_Requirement_. Find and copy every line in the records that includes the string "乙方须完成供货".

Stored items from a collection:
[start]

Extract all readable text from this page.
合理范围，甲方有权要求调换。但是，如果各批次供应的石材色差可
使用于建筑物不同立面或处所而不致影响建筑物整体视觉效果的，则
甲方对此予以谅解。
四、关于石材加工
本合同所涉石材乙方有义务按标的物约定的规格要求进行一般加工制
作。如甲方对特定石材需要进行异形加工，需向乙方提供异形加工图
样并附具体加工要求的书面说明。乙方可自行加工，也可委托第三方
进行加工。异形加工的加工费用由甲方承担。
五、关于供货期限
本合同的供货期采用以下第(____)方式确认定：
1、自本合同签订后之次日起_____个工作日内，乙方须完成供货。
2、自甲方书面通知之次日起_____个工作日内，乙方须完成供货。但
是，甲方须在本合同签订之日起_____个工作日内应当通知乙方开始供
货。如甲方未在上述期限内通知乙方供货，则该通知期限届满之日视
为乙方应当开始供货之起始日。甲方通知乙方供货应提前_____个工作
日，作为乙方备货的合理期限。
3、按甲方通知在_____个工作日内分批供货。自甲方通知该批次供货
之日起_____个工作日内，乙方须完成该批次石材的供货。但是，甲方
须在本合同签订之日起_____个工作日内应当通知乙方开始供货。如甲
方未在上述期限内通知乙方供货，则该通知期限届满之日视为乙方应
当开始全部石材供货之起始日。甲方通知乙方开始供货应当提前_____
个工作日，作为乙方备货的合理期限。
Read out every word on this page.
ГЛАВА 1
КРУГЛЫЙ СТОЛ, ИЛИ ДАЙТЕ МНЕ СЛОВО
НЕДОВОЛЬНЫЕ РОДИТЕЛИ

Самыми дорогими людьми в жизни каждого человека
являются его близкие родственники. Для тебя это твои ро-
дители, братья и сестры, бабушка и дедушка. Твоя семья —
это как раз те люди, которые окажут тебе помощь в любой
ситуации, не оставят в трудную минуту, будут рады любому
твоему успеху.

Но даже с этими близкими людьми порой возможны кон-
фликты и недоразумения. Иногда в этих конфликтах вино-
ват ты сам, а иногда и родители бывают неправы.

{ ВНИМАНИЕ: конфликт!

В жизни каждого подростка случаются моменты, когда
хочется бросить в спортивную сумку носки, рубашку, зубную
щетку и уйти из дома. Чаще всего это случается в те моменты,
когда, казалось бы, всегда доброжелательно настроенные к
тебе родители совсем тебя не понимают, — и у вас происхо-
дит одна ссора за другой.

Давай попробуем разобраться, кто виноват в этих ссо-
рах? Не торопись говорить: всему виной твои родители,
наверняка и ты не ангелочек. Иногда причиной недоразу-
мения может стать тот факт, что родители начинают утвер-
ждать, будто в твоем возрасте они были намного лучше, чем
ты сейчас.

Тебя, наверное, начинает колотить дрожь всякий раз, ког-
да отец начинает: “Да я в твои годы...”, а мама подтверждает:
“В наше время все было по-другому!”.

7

[end]

_The output_.
1、自本合同签订后之次日起_____个工作日内，乙方须完成供货。
2、自甲方书面通知之次日起_____个工作日内，乙方须完成供货。但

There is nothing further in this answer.